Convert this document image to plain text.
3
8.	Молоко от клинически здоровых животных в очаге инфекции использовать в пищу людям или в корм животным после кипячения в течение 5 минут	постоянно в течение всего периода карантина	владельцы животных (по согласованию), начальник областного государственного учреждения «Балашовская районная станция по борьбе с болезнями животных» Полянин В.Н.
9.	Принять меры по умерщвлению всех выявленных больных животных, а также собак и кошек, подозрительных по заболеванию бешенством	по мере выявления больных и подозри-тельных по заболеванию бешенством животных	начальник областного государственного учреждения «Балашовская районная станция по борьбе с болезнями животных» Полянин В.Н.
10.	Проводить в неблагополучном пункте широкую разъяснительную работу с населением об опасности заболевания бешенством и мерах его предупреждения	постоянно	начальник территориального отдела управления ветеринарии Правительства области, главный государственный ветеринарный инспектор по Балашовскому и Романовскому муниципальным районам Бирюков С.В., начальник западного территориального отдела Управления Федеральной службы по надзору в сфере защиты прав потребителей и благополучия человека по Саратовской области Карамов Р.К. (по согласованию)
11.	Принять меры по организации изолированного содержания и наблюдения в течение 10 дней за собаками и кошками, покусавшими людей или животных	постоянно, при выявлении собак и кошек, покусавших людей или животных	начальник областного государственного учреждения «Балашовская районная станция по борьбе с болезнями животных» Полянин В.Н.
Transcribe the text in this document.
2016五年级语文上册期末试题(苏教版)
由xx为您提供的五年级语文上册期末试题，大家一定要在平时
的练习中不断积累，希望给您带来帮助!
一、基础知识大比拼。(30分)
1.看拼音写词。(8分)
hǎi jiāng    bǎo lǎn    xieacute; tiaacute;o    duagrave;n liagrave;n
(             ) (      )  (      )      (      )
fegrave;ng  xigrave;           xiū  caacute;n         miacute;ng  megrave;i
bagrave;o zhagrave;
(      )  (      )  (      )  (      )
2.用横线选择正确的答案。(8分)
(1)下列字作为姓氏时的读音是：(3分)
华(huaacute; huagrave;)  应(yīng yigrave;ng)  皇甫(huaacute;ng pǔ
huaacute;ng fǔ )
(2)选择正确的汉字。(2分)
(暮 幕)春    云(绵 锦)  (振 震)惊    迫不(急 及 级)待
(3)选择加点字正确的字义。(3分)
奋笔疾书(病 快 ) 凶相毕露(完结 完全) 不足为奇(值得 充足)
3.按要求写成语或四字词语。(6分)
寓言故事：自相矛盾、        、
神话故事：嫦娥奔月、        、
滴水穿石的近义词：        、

WHAT NEEDS TO BE DONE: Copy exactly the lines from the one containing "Transcribe the text in this document." through the last line of the records, both included, and nothing else.

THE SOLUTION:
Transcribe the text in this document.
2016五年级语文上册期末试题(苏教版)
由xx为您提供的五年级语文上册期末试题，大家一定要在平时
的练习中不断积累，希望给您带来帮助!
一、基础知识大比拼。(30分)
1.看拼音写词。(8分)
hǎi jiāng    bǎo lǎn    xieacute; tiaacute;o    duagrave;n liagrave;n
(             ) (      )  (      )      (      )
fegrave;ng  xigrave;           xiū  caacute;n         miacute;ng  megrave;i
bagrave;o zhagrave;
(      )  (      )  (      )  (      )
2.用横线选择正确的答案。(8分)
(1)下列字作为姓氏时的读音是：(3分)
华(huaacute; huagrave;)  应(yīng yigrave;ng)  皇甫(huaacute;ng pǔ
huaacute;ng fǔ )
(2)选择正确的汉字。(2分)
(暮 幕)春    云(绵 锦)  (振 震)惊    迫不(急 及 级)待
(3)选择加点字正确的字义。(3分)
奋笔疾书(病 快 ) 凶相毕露(完结 完全) 不足为奇(值得 充足)
3.按要求写成语或四字词语。(6分)
寓言故事：自相矛盾、        、
神话故事：嫦娥奔月、        、
滴水穿石的近义词：        、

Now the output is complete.